━━ Listed entries

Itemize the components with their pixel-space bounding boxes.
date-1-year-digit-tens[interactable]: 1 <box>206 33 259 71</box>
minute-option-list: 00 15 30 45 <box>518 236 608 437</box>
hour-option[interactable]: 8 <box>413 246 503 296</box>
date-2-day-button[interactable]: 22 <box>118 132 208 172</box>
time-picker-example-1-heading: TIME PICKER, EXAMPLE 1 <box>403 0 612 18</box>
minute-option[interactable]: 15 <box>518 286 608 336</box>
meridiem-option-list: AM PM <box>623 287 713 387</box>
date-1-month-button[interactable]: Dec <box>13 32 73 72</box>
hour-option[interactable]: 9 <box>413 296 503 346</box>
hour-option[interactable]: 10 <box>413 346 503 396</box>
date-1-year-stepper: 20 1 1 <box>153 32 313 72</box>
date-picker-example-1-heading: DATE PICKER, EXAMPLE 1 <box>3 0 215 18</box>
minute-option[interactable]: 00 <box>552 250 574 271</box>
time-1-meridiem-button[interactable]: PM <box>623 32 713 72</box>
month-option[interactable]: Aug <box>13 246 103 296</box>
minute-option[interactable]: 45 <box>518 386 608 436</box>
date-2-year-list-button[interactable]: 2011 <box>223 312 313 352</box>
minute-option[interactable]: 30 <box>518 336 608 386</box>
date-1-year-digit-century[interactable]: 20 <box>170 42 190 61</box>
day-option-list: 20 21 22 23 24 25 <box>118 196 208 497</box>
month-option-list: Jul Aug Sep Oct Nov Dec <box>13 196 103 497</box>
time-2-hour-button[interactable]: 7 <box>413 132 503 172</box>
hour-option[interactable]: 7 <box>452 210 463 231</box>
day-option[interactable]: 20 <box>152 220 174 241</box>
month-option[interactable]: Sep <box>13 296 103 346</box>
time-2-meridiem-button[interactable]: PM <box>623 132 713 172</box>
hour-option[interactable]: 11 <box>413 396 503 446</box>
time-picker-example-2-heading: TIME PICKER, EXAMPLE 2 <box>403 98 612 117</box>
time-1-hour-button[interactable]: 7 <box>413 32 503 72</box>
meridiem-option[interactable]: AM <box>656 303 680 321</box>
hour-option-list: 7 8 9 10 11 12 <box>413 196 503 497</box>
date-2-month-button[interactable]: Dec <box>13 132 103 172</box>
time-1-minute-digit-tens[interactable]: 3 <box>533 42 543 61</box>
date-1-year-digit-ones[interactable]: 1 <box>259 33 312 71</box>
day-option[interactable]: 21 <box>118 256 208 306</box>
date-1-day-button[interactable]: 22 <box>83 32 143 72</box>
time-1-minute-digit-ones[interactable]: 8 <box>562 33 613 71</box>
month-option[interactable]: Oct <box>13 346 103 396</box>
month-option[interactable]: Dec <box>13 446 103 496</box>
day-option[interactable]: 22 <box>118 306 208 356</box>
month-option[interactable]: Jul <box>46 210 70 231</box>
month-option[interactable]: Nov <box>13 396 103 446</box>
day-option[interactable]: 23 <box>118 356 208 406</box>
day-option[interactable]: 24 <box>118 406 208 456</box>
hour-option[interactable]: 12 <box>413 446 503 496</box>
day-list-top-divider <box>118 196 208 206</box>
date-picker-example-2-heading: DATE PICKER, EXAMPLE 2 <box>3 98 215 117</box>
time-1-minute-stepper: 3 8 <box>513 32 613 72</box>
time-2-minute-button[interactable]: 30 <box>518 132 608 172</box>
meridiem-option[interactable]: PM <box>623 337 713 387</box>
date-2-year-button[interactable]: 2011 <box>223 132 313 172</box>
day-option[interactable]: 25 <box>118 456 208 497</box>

━━━━

▶ [Set exercise]: Lay out everything from the first line of the material down to the line containing "date-picker-example-1-heading: DATE PICKER, EXAMPLE", with both ends included, as a Markdown table with the columns "No." and "Line". Number the rows and leave out any blank lines.

▶ [Task answer]:
| No. | Line |
|---|---|
| 1 | Itemize the components with their pixel-space bounding boxes. |
| 2 | date-1-year-digit-tens[interactable]: 1 <box>206 33 259 71</box> |
| 3 | minute-option-list: 00 15 30 45 <box>518 236 608 437</box> |
| 4 | hour-option[interactable]: 8 <box>413 246 503 296</box> |
| 5 | date-2-day-button[interactable]: 22 <box>118 132 208 172</box> |
| 6 | time-picker-example-1-heading: TIME PICKER, EXAMPLE 1 <box>403 0 612 18</box> |
| 7 | minute-option[interactable]: 15 <box>518 286 608 336</box> |
| 8 | meridiem-option-list: AM PM <box>623 287 713 387</box> |
| 9 | date-1-month-button[interactable]: Dec <box>13 32 73 72</box> |
| 10 | hour-option[interactable]: 9 <box>413 296 503 346</box> |
| 11 | hour-option[interactable]: 10 <box>413 346 503 396</box> |
| 12 | date-1-year-stepper: 20 1 1 <box>153 32 313 72</box> |
| 13 | date-picker-example-1-heading: DATE PICKER, EXAMPLE 1 <box>3 0 215 18</box> |